• **GIVEN PROBLEM**: Please list all lines of the material below in which the string "سعيد" occurs.

* START *

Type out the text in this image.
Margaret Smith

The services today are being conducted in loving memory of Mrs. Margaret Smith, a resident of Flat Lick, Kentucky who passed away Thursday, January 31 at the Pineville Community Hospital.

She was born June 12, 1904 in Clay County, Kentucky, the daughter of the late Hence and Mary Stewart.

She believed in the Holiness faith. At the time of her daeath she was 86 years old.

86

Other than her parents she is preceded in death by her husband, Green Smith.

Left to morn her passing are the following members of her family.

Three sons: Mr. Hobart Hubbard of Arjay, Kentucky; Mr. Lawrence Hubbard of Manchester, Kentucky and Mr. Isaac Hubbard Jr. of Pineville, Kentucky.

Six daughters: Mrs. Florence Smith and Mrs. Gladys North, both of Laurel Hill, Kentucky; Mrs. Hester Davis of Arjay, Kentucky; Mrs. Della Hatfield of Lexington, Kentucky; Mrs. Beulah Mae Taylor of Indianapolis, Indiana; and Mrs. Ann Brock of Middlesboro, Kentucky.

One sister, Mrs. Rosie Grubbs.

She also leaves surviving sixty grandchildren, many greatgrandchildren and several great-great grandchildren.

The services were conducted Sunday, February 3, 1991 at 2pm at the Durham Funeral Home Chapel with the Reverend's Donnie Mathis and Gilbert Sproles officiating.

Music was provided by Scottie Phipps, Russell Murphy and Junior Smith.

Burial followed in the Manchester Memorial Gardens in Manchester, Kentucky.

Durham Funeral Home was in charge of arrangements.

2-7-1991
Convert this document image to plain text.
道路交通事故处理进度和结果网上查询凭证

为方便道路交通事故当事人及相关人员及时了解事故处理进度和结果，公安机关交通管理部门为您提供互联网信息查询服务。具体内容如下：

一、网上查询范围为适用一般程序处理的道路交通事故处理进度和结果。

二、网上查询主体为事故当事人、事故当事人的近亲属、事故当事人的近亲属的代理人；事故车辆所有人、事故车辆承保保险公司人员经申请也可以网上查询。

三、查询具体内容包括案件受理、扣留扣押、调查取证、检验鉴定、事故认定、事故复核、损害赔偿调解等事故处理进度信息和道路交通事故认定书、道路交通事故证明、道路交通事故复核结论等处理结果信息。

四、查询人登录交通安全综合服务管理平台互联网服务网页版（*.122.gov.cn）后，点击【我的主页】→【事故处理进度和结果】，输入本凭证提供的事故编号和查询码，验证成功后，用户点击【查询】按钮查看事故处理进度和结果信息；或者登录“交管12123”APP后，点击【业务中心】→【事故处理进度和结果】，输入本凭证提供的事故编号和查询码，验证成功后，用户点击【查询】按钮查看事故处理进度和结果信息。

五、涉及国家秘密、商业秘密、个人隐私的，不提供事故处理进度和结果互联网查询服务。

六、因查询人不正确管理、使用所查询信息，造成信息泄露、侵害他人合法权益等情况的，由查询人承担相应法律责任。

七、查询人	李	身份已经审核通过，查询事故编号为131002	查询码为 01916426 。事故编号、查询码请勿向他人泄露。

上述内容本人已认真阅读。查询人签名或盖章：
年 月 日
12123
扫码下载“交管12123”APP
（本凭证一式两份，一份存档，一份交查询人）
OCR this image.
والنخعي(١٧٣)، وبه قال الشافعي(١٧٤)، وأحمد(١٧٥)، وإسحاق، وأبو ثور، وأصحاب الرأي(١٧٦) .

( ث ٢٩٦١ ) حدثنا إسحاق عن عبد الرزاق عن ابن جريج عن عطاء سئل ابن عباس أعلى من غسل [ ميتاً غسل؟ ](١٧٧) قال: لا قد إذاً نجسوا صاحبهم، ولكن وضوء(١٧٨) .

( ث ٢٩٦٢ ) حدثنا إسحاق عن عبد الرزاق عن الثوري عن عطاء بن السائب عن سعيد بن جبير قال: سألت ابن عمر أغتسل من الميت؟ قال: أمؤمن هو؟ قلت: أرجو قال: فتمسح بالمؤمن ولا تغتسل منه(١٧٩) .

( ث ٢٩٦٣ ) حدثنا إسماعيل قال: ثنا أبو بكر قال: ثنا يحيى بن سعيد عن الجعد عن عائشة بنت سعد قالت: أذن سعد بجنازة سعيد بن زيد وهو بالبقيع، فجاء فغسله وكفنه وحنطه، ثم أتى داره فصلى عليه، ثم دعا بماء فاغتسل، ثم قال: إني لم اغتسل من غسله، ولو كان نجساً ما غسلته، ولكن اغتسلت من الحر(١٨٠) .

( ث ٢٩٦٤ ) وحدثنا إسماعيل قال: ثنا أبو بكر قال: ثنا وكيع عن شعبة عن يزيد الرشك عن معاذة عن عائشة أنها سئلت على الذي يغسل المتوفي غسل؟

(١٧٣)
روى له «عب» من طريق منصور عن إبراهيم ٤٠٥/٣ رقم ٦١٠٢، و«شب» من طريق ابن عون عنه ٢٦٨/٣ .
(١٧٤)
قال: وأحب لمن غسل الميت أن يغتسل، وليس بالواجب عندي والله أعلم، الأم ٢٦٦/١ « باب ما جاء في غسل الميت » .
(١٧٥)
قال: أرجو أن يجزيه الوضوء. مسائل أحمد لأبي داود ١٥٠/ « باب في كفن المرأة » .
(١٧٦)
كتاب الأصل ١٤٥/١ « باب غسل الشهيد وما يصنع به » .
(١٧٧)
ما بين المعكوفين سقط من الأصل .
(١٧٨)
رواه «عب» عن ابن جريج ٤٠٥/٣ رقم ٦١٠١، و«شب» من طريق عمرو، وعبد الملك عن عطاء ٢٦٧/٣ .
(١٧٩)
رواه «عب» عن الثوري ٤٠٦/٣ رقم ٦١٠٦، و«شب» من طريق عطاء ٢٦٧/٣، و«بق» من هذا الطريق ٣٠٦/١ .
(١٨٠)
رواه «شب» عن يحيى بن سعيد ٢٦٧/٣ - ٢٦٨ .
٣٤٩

* END *

• **REPLY**:
( ث ٢٩٦٢ ) حدثنا إسحاق عن عبد الرزاق عن الثوري عن عطاء بن السائب عن سعيد بن جبير قال: سألت ابن عمر أغتسل من الميت؟ قال: أمؤمن هو؟ قلت: أرجو قال: فتمسح بالمؤمن ولا تغتسل منه(١٧٩) .
( ث ٢٩٦٣ ) حدثنا إسماعيل قال: ثنا أبو بكر قال: ثنا يحيى بن سعيد عن الجعد عن عائشة بنت سعد قالت: أذن سعد بجنازة سعيد بن زيد وهو بالبقيع، فجاء فغسله وكفنه وحنطه، ثم أتى داره فصلى عليه، ثم دعا بماء فاغتسل، ثم قال: إني لم اغتسل من غسله، ولو كان نجساً ما غسلته، ولكن اغتسلت من الحر(١٨٠) .
رواه «شب» عن يحيى بن سعيد ٢٦٧/٣ - ٢٦٨ .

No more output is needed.